• _Exercise details_: Are you able to quote each entry exactly as written?

Data excerpts
——

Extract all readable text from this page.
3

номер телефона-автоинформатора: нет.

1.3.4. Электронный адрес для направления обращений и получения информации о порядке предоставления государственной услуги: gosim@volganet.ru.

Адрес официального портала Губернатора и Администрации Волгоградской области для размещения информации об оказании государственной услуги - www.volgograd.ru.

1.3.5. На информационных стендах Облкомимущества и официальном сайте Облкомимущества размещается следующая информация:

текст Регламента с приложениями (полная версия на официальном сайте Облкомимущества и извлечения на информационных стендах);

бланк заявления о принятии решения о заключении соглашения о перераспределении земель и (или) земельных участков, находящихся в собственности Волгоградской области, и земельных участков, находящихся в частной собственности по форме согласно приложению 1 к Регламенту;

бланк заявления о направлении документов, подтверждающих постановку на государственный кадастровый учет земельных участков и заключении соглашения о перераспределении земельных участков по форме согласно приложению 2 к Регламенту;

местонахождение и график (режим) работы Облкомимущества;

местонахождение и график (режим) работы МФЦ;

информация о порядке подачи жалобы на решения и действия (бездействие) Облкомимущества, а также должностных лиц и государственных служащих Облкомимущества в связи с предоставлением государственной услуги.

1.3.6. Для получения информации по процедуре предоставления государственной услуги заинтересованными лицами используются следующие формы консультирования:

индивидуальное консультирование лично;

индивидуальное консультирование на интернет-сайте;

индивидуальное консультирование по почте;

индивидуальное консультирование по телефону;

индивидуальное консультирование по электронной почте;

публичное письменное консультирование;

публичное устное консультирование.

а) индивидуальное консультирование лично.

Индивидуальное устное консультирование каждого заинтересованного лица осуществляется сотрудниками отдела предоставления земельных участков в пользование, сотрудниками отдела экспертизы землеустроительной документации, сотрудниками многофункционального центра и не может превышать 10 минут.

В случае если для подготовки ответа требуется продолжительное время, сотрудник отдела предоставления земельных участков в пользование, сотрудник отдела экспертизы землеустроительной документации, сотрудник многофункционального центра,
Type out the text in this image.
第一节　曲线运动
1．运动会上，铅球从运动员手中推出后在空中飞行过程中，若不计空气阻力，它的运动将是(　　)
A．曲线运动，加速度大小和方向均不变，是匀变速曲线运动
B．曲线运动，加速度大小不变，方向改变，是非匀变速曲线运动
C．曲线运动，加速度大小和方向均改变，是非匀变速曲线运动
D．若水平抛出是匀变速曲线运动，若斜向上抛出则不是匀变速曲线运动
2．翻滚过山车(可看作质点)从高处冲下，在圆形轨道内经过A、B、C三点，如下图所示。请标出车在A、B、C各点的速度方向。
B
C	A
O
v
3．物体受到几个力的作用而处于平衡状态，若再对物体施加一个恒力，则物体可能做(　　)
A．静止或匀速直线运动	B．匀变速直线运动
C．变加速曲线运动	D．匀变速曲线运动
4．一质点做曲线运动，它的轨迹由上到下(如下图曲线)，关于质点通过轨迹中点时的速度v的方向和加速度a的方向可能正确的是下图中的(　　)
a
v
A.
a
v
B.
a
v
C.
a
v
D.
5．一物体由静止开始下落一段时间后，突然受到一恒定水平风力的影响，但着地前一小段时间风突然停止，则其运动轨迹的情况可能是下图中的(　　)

——

• _Written answer_:
Extract all readable text from this page.
3

номер телефона-автоинформатора: нет.

1.3.4. Электронный адрес для направления обращений и получения информации о порядке предоставления государственной услуги: gosim@volganet.ru.

Адрес официального портала Губернатора и Администрации Волгоградской области для размещения информации об оказании государственной услуги - www.volgograd.ru.

1.3.5. На информационных стендах Облкомимущества и официальном сайте Облкомимущества размещается следующая информация:

текст Регламента с приложениями (полная версия на официальном сайте Облкомимущества и извлечения на информационных стендах);

бланк заявления о принятии решения о заключении соглашения о перераспределении земель и (или) земельных участков, находящихся в собственности Волгоградской области, и земельных участков, находящихся в частной собственности по форме согласно приложению 1 к Регламенту;

бланк заявления о направлении документов, подтверждающих постановку на государственный кадастровый учет земельных участков и заключении соглашения о перераспределении земельных участков по форме согласно приложению 2 к Регламенту;

местонахождение и график (режим) работы Облкомимущества;

местонахождение и график (режим) работы МФЦ;

информация о порядке подачи жалобы на решения и действия (бездействие) Облкомимущества, а также должностных лиц и государственных служащих Облкомимущества в связи с предоставлением государственной услуги.

1.3.6. Для получения информации по процедуре предоставления государственной услуги заинтересованными лицами используются следующие формы консультирования:

индивидуальное консультирование лично;

индивидуальное консультирование на интернет-сайте;

индивидуальное консультирование по почте;

индивидуальное консультирование по телефону;

индивидуальное консультирование по электронной почте;

публичное письменное консультирование;

публичное устное консультирование.

а) индивидуальное консультирование лично.

Индивидуальное устное консультирование каждого заинтересованного лица осуществляется сотрудниками отдела предоставления земельных участков в пользование, сотрудниками отдела экспертизы землеустроительной документации, сотрудниками многофункционального центра и не может превышать 10 минут.

В случае если для подготовки ответа требуется продолжительное время, сотрудник отдела предоставления земельных участков в пользование, сотрудник отдела экспертизы землеустроительной документации, сотрудник многофункционального центра,
Type out the text in this image.
第一节　曲线运动
1．运动会上，铅球从运动员手中推出后在空中飞行过程中，若不计空气阻力，它的运动将是(　　)
A．曲线运动，加速度大小和方向均不变，是匀变速曲线运动
B．曲线运动，加速度大小不变，方向改变，是非匀变速曲线运动
C．曲线运动，加速度大小和方向均改变，是非匀变速曲线运动
D．若水平抛出是匀变速曲线运动，若斜向上抛出则不是匀变速曲线运动
2．翻滚过山车(可看作质点)从高处冲下，在圆形轨道内经过A、B、C三点，如下图所示。请标出车在A、B、C各点的速度方向。
B
C	A
O
v
3．物体受到几个力的作用而处于平衡状态，若再对物体施加一个恒力，则物体可能做(　　)
A．静止或匀速直线运动	B．匀变速直线运动
C．变加速曲线运动	D．匀变速曲线运动
4．一质点做曲线运动，它的轨迹由上到下(如下图曲线)，关于质点通过轨迹中点时的速度v的方向和加速度a的方向可能正确的是下图中的(　　)
a
v
A.
a
v
B.
a
v
C.
a
v
D.
5．一物体由静止开始下落一段时间后，突然受到一恒定水平风力的影响，但着地前一小段时间风突然停止，则其运动轨迹的情况可能是下图中的(　　)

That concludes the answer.